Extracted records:
----------------
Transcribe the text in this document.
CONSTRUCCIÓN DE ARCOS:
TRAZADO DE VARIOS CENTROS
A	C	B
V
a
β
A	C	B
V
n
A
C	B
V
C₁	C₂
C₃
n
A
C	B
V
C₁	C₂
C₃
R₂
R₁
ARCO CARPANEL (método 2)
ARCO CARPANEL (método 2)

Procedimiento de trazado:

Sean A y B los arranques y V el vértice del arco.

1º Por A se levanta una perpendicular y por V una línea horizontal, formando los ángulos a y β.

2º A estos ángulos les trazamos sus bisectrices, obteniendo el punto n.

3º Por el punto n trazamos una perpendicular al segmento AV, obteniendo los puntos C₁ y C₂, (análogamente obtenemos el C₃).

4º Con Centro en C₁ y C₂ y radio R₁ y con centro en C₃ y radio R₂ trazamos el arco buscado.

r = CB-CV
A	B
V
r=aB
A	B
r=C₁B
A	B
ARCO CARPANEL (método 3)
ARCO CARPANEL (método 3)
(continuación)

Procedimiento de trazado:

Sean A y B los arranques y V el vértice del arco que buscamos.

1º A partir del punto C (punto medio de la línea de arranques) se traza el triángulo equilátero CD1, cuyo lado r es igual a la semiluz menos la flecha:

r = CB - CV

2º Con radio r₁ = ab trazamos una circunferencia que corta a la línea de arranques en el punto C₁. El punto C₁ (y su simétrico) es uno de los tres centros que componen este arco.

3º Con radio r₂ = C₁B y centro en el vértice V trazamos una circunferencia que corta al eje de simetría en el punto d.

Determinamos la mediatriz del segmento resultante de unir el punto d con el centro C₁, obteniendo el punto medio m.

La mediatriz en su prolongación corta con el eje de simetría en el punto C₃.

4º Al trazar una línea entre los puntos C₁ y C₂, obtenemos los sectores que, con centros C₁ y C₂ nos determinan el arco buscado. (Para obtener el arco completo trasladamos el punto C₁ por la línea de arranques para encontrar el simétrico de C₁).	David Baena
----------------
Reproduce all the data word for word.

Transcribe the text in this document.
CONSTRUCCIÓN DE ARCOS:
TRAZADO DE VARIOS CENTROS
A	C	B
V
a
β
A	C	B
V
n
A
C	B
V
C₁	C₂
C₃
n
A
C	B
V
C₁	C₂
C₃
R₂
R₁
ARCO CARPANEL (método 2)
ARCO CARPANEL (método 2)

Procedimiento de trazado:

Sean A y B los arranques y V el vértice del arco.

1º Por A se levanta una perpendicular y por V una línea horizontal, formando los ángulos a y β.

2º A estos ángulos les trazamos sus bisectrices, obteniendo el punto n.

3º Por el punto n trazamos una perpendicular al segmento AV, obteniendo los puntos C₁ y C₂, (análogamente obtenemos el C₃).

4º Con Centro en C₁ y C₂ y radio R₁ y con centro en C₃ y radio R₂ trazamos el arco buscado.

r = CB-CV
A	B
V
r=aB
A	B
r=C₁B
A	B
ARCO CARPANEL (método 3)
ARCO CARPANEL (método 3)
(continuación)

Procedimiento de trazado:

Sean A y B los arranques y V el vértice del arco que buscamos.

1º A partir del punto C (punto medio de la línea de arranques) se traza el triángulo equilátero CD1, cuyo lado r es igual a la semiluz menos la flecha:

r = CB - CV

2º Con radio r₁ = ab trazamos una circunferencia que corta a la línea de arranques en el punto C₁. El punto C₁ (y su simétrico) es uno de los tres centros que componen este arco.

3º Con radio r₂ = C₁B y centro en el vértice V trazamos una circunferencia que corta al eje de simetría en el punto d.

Determinamos la mediatriz del segmento resultante de unir el punto d con el centro C₁, obteniendo el punto medio m.

La mediatriz en su prolongación corta con el eje de simetría en el punto C₃.

4º Al trazar una línea entre los puntos C₁ y C₂, obtenemos los sectores que, con centros C₁ y C₂ nos determinan el arco buscado. (Para obtener el arco completo trasladamos el punto C₁ por la línea de arranques para encontrar el simétrico de C₁).	David Baena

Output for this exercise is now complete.